Written exercise: Repeat the listing in full. Nothing may be added or left out.

Start of Extracted records

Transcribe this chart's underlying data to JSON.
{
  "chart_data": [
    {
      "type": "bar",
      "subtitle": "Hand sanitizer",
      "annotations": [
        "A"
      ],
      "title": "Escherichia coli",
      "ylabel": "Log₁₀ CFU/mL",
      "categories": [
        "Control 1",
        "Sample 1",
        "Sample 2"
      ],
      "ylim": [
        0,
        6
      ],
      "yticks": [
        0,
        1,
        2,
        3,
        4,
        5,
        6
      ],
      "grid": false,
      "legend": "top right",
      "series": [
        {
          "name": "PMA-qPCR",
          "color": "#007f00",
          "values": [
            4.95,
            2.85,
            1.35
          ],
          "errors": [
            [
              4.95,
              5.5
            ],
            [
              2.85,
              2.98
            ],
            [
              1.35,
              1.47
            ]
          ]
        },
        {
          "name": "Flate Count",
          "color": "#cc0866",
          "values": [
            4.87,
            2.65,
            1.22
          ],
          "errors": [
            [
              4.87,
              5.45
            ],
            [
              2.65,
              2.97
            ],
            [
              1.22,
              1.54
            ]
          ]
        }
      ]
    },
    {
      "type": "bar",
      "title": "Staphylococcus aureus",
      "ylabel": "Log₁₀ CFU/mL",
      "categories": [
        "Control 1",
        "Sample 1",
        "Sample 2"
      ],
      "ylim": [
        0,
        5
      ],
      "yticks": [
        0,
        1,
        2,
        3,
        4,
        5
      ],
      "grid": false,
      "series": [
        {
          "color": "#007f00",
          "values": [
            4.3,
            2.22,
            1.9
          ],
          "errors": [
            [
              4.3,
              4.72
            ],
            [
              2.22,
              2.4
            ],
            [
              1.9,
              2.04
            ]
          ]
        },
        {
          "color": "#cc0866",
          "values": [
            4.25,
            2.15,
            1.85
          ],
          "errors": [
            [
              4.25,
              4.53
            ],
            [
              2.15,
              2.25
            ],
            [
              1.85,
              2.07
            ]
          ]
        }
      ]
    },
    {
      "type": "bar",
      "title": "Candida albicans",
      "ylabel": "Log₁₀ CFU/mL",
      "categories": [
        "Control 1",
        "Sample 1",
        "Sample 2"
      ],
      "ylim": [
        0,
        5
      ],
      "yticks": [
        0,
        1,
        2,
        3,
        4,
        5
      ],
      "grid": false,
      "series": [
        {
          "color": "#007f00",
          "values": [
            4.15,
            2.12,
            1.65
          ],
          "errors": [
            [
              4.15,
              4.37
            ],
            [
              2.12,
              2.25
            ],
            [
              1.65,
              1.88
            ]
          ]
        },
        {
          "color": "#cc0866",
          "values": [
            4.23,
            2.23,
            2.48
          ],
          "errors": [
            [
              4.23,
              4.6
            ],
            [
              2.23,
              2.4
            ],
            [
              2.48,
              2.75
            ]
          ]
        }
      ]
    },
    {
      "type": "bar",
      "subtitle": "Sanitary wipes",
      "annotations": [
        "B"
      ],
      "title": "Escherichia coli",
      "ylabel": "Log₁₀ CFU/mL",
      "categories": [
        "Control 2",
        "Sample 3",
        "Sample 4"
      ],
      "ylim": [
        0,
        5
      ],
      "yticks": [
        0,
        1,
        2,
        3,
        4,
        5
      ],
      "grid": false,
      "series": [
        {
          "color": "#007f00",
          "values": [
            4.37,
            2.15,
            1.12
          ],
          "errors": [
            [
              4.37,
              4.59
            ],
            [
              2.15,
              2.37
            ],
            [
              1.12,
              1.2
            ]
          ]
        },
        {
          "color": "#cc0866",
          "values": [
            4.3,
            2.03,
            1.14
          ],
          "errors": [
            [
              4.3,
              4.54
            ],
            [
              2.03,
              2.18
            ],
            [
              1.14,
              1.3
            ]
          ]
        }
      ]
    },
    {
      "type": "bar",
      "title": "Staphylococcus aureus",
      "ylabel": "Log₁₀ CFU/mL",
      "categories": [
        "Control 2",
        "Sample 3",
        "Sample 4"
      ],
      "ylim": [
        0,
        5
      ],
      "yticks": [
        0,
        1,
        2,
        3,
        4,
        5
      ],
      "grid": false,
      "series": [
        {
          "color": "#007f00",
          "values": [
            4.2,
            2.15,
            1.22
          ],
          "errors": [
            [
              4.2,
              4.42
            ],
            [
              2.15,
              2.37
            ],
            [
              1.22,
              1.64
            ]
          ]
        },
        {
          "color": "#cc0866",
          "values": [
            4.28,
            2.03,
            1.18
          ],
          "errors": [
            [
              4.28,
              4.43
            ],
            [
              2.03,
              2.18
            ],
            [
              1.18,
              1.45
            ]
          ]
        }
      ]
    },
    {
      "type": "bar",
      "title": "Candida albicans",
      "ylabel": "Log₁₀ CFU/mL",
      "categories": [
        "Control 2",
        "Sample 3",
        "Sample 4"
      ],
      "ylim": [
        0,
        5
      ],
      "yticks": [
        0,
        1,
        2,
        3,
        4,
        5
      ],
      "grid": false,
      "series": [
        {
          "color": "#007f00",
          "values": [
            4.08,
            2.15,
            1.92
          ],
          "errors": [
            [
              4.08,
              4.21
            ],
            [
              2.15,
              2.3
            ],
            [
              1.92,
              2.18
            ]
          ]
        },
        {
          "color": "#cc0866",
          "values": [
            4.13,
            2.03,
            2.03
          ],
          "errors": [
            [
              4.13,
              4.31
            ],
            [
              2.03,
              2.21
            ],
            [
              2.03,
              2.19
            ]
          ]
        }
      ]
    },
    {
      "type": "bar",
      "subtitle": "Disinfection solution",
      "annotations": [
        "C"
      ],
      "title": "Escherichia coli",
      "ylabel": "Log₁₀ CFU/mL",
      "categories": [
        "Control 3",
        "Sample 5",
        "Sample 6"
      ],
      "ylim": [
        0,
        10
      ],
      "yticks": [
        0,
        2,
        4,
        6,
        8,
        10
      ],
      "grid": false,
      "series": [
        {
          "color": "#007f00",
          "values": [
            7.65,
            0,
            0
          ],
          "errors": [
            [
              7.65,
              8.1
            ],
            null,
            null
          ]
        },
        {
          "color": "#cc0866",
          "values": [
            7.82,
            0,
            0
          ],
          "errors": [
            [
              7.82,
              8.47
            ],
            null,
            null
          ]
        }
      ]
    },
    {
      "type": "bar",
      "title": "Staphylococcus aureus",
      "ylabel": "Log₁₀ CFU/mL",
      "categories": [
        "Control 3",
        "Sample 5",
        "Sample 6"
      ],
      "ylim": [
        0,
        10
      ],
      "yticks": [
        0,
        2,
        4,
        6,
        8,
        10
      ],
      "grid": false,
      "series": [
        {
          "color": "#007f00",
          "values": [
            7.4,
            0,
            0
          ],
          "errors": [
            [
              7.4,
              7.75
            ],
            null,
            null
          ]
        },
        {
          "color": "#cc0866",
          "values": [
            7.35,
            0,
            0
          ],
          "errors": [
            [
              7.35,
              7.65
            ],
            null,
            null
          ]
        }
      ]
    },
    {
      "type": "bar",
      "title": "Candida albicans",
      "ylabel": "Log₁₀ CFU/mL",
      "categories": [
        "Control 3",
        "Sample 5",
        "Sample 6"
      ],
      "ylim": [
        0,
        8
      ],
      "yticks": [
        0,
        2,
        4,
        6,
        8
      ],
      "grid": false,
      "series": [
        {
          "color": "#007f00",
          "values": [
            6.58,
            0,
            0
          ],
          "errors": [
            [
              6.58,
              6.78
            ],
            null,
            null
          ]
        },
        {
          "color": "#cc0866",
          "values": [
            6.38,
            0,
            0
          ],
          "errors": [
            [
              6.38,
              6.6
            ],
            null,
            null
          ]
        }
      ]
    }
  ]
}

End of Extracted records

Answer below:
Transcribe this chart's underlying data to JSON.
{
  "chart_data": [
    {
      "type": "bar",
      "subtitle": "Hand sanitizer",
      "annotations": [
        "A"
      ],
      "title": "Escherichia coli",
      "ylabel": "Log₁₀ CFU/mL",
      "categories": [
        "Control 1",
        "Sample 1",
        "Sample 2"
      ],
      "ylim": [
        0,
        6
      ],
      "yticks": [
        0,
        1,
        2,
        3,
        4,
        5,
        6
      ],
      "grid": false,
      "legend": "top right",
      "series": [
        {
          "name": "PMA-qPCR",
          "color": "#007f00",
          "values": [
            4.95,
            2.85,
            1.35
          ],
          "errors": [
            [
              4.95,
              5.5
            ],
            [
              2.85,
              2.98
            ],
            [
              1.35,
              1.47
            ]
          ]
        },
        {
          "name": "Flate Count",
          "color": "#cc0866",
          "values": [
            4.87,
            2.65,
            1.22
          ],
          "errors": [
            [
              4.87,
              5.45
            ],
            [
              2.65,
              2.97
            ],
            [
              1.22,
              1.54
            ]
          ]
        }
      ]
    },
    {
      "type": "bar",
      "title": "Staphylococcus aureus",
      "ylabel": "Log₁₀ CFU/mL",
      "categories": [
        "Control 1",
        "Sample 1",
        "Sample 2"
      ],
      "ylim": [
        0,
        5
      ],
      "yticks": [
        0,
        1,
        2,
        3,
        4,
        5
      ],
      "grid": false,
      "series": [
        {
          "color": "#007f00",
          "values": [
            4.3,
            2.22,
            1.9
          ],
          "errors": [
            [
              4.3,
              4.72
            ],
            [
              2.22,
              2.4
            ],
            [
              1.9,
              2.04
            ]
          ]
        },
        {
          "color": "#cc0866",
          "values": [
            4.25,
            2.15,
            1.85
          ],
          "errors": [
            [
              4.25,
              4.53
            ],
            [
              2.15,
              2.25
            ],
            [
              1.85,
              2.07
            ]
          ]
        }
      ]
    },
    {
      "type": "bar",
      "title": "Candida albicans",
      "ylabel": "Log₁₀ CFU/mL",
      "categories": [
        "Control 1",
        "Sample 1",
        "Sample 2"
      ],
      "ylim": [
        0,
        5
      ],
      "yticks": [
        0,
        1,
        2,
        3,
        4,
        5
      ],
      "grid": false,
      "series": [
        {
          "color": "#007f00",
          "values": [
            4.15,
            2.12,
            1.65
          ],
          "errors": [
            [
              4.15,
              4.37
            ],
            [
              2.12,
              2.25
            ],
            [
              1.65,
              1.88
            ]
          ]
        },
        {
          "color": "#cc0866",
          "values": [
            4.23,
            2.23,
            2.48
          ],
          "errors": [
            [
              4.23,
              4.6
            ],
            [
              2.23,
              2.4
            ],
            [
              2.48,
              2.75
            ]
          ]
        }
      ]
    },
    {
      "type": "bar",
      "subtitle": "Sanitary wipes",
      "annotations": [
        "B"
      ],
      "title": "Escherichia coli",
      "ylabel": "Log₁₀ CFU/mL",
      "categories": [
        "Control 2",
        "Sample 3",
        "Sample 4"
      ],
      "ylim": [
        0,
        5
      ],
      "yticks": [
        0,
        1,
        2,
        3,
        4,
        5
      ],
      "grid": false,
      "series": [
        {
          "color": "#007f00",
          "values": [
            4.37,
            2.15,
            1.12
          ],
          "errors": [
            [
              4.37,
              4.59
            ],
            [
              2.15,
              2.37
            ],
            [
              1.12,
              1.2
            ]
          ]
        },
        {
          "color": "#cc0866",
          "values": [
            4.3,
            2.03,
            1.14
          ],
          "errors": [
            [
              4.3,
              4.54
            ],
            [
              2.03,
              2.18
            ],
            [
              1.14,
              1.3
            ]
          ]
        }
      ]
    },
    {
      "type": "bar",
      "title": "Staphylococcus aureus",
      "ylabel": "Log₁₀ CFU/mL",
      "categories": [
        "Control 2",
        "Sample 3",
        "Sample 4"
      ],
      "ylim": [
        0,
        5
      ],
      "yticks": [
        0,
        1,
        2,
        3,
        4,
        5
      ],
      "grid": false,
      "series": [
        {
          "color": "#007f00",
          "values": [
            4.2,
            2.15,
            1.22
          ],
          "errors": [
            [
              4.2,
              4.42
            ],
            [
              2.15,
              2.37
            ],
            [
              1.22,
              1.64
            ]
          ]
        },
        {
          "color": "#cc0866",
          "values": [
            4.28,
            2.03,
            1.18
          ],
          "errors": [
            [
              4.28,
              4.43
            ],
            [
              2.03,
              2.18
            ],
            [
              1.18,
              1.45
            ]
          ]
        }
      ]
    },
    {
      "type": "bar",
      "title": "Candida albicans",
      "ylabel": "Log₁₀ CFU/mL",
      "categories": [
        "Control 2",
        "Sample 3",
        "Sample 4"
      ],
      "ylim": [
        0,
        5
      ],
      "yticks": [
        0,
        1,
        2,
        3,
        4,
        5
      ],
      "grid": false,
      "series": [
        {
          "color": "#007f00",
          "values": [
            4.08,
            2.15,
            1.92
          ],
          "errors": [
            [
              4.08,
              4.21
            ],
            [
              2.15,
              2.3
            ],
            [
              1.92,
              2.18
            ]
          ]
        },
        {
          "color": "#cc0866",
          "values": [
            4.13,
            2.03,
            2.03
          ],
          "errors": [
            [
              4.13,
              4.31
            ],
            [
              2.03,
              2.21
            ],
            [
              2.03,
              2.19
            ]
          ]
        }
      ]
    },
    {
      "type": "bar",
      "subtitle": "Disinfection solution",
      "annotations": [
        "C"
      ],
      "title": "Escherichia coli",
      "ylabel": "Log₁₀ CFU/mL",
      "categories": [
        "Control 3",
        "Sample 5",
        "Sample 6"
      ],
      "ylim": [
        0,
        10
      ],
      "yticks": [
        0,
        2,
        4,
        6,
        8,
        10
      ],
      "grid": false,
      "series": [
        {
          "color": "#007f00",
          "values": [
            7.65,
            0,
            0
          ],
          "errors": [
            [
              7.65,
              8.1
            ],
            null,
            null
          ]
        },
        {
          "color": "#cc0866",
          "values": [
            7.82,
            0,
            0
          ],
          "errors": [
            [
              7.82,
              8.47
            ],
            null,
            null
          ]
        }
      ]
    },
    {
      "type": "bar",
      "title": "Staphylococcus aureus",
      "ylabel": "Log₁₀ CFU/mL",
      "categories": [
        "Control 3",
        "Sample 5",
        "Sample 6"
      ],
      "ylim": [
        0,
        10
      ],
      "yticks": [
        0,
        2,
        4,
        6,
        8,
        10
      ],
      "grid": false,
      "series": [
        {
          "color": "#007f00",
          "values": [
            7.4,
            0,
            0
          ],
          "errors": [
            [
              7.4,
              7.75
            ],
            null,
            null
          ]
        },
        {
          "color": "#cc0866",
          "values": [
            7.35,
            0,
            0
          ],
          "errors": [
            [
              7.35,
              7.65
            ],
            null,
            null
          ]
        }
      ]
    },
    {
      "type": "bar",
      "title": "Candida albicans",
      "ylabel": "Log₁₀ CFU/mL",
      "categories": [
        "Control 3",
        "Sample 5",
        "Sample 6"
      ],
      "ylim": [
        0,
        8
      ],
      "yticks": [
        0,
        2,
        4,
        6,
        8
      ],
      "grid": false,
      "series": [
        {
          "color": "#007f00",
          "values": [
            6.58,
            0,
            0
          ],
          "errors": [
            [
              6.58,
              6.78
            ],
            null,
            null
          ]
        },
        {
          "color": "#cc0866",
          "values": [
            6.38,
            0,
            0
          ],
          "errors": [
            [
              6.38,
              6.6
            ],
            null,
            null
          ]
        }
      ]
    }
  ]
}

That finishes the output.